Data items
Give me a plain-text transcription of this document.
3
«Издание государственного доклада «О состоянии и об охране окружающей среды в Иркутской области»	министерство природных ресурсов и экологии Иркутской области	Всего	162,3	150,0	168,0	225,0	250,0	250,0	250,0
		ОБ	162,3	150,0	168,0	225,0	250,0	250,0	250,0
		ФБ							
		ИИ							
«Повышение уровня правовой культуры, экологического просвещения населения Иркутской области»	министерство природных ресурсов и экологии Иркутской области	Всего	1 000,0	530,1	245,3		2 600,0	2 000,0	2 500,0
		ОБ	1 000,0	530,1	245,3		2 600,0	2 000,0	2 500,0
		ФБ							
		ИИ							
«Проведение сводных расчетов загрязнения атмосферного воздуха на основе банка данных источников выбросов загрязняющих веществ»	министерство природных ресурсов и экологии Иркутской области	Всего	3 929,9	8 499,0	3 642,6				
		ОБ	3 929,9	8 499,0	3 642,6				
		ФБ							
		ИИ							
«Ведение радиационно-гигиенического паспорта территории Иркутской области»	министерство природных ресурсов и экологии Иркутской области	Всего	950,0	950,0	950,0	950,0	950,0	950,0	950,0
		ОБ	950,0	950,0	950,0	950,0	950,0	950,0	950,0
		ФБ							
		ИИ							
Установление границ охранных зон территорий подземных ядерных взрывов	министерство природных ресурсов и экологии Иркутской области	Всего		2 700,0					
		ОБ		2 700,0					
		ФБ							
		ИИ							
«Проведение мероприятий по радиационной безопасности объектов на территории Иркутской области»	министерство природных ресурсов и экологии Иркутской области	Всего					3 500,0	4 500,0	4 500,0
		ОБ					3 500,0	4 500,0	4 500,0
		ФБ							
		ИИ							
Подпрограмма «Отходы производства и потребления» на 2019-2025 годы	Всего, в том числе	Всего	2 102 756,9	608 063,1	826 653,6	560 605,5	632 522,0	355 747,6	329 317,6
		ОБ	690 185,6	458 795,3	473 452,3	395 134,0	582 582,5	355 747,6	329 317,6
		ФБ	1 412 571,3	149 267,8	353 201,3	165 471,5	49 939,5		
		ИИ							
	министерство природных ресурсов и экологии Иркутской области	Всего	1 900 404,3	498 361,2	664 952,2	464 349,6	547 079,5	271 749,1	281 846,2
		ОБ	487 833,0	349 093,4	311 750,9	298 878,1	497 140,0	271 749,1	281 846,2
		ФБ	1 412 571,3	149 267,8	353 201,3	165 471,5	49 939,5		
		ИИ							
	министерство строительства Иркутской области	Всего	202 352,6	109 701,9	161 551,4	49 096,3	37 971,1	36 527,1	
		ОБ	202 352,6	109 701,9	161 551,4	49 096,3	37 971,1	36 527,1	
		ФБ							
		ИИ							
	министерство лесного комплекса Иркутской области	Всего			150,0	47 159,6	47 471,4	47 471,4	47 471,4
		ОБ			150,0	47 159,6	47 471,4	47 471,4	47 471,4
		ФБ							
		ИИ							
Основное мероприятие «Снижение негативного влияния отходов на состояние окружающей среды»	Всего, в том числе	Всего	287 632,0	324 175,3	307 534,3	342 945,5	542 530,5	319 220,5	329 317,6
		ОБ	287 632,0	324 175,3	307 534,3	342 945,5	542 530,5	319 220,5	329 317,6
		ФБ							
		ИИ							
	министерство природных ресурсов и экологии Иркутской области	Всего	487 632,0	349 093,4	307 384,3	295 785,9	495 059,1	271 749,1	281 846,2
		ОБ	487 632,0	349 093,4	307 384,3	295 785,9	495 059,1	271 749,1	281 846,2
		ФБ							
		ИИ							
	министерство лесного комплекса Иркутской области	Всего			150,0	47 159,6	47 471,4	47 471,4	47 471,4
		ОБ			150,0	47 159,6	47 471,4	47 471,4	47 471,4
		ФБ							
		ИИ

WHAT YOU WILL DO:
Exactly reproduce every line found in the records.

RESULT OF THIS EXERCISE:
Give me a plain-text transcription of this document.
3
«Издание государственного доклада «О состоянии и об охране окружающей среды в Иркутской области»	министерство природных ресурсов и экологии Иркутской области	Всего	162,3	150,0	168,0	225,0	250,0	250,0	250,0
		ОБ	162,3	150,0	168,0	225,0	250,0	250,0	250,0
		ФБ							
		ИИ							
«Повышение уровня правовой культуры, экологического просвещения населения Иркутской области»	министерство природных ресурсов и экологии Иркутской области	Всего	1 000,0	530,1	245,3		2 600,0	2 000,0	2 500,0
		ОБ	1 000,0	530,1	245,3		2 600,0	2 000,0	2 500,0
		ФБ							
		ИИ							
«Проведение сводных расчетов загрязнения атмосферного воздуха на основе банка данных источников выбросов загрязняющих веществ»	министерство природных ресурсов и экологии Иркутской области	Всего	3 929,9	8 499,0	3 642,6				
		ОБ	3 929,9	8 499,0	3 642,6				
		ФБ							
		ИИ							
«Ведение радиационно-гигиенического паспорта территории Иркутской области»	министерство природных ресурсов и экологии Иркутской области	Всего	950,0	950,0	950,0	950,0	950,0	950,0	950,0
		ОБ	950,0	950,0	950,0	950,0	950,0	950,0	950,0
		ФБ							
		ИИ							
Установление границ охранных зон территорий подземных ядерных взрывов	министерство природных ресурсов и экологии Иркутской области	Всего		2 700,0					
		ОБ		2 700,0					
		ФБ							
		ИИ							
«Проведение мероприятий по радиационной безопасности объектов на территории Иркутской области»	министерство природных ресурсов и экологии Иркутской области	Всего					3 500,0	4 500,0	4 500,0
		ОБ					3 500,0	4 500,0	4 500,0
		ФБ							
		ИИ							
Подпрограмма «Отходы производства и потребления» на 2019-2025 годы	Всего, в том числе	Всего	2 102 756,9	608 063,1	826 653,6	560 605,5	632 522,0	355 747,6	329 317,6
		ОБ	690 185,6	458 795,3	473 452,3	395 134,0	582 582,5	355 747,6	329 317,6
		ФБ	1 412 571,3	149 267,8	353 201,3	165 471,5	49 939,5		
		ИИ							
	министерство природных ресурсов и экологии Иркутской области	Всего	1 900 404,3	498 361,2	664 952,2	464 349,6	547 079,5	271 749,1	281 846,2
		ОБ	487 833,0	349 093,4	311 750,9	298 878,1	497 140,0	271 749,1	281 846,2
		ФБ	1 412 571,3	149 267,8	353 201,3	165 471,5	49 939,5		
		ИИ							
	министерство строительства Иркутской области	Всего	202 352,6	109 701,9	161 551,4	49 096,3	37 971,1	36 527,1	
		ОБ	202 352,6	109 701,9	161 551,4	49 096,3	37 971,1	36 527,1	
		ФБ							
		ИИ							
	министерство лесного комплекса Иркутской области	Всего			150,0	47 159,6	47 471,4	47 471,4	47 471,4
		ОБ			150,0	47 159,6	47 471,4	47 471,4	47 471,4
		ФБ							
		ИИ							
Основное мероприятие «Снижение негативного влияния отходов на состояние окружающей среды»	Всего, в том числе	Всего	287 632,0	324 175,3	307 534,3	342 945,5	542 530,5	319 220,5	329 317,6
		ОБ	287 632,0	324 175,3	307 534,3	342 945,5	542 530,5	319 220,5	329 317,6
		ФБ							
		ИИ							
	министерство природных ресурсов и экологии Иркутской области	Всего	487 632,0	349 093,4	307 384,3	295 785,9	495 059,1	271 749,1	281 846,2
		ОБ	487 632,0	349 093,4	307 384,3	295 785,9	495 059,1	271 749,1	281 846,2
		ФБ							
		ИИ							
	министерство лесного комплекса Иркутской области	Всего			150,0	47 159,6	47 471,4	47 471,4	47 471,4
		ОБ			150,0	47 159,6	47 471,4	47 471,4	47 471,4
		ФБ							
		ИИ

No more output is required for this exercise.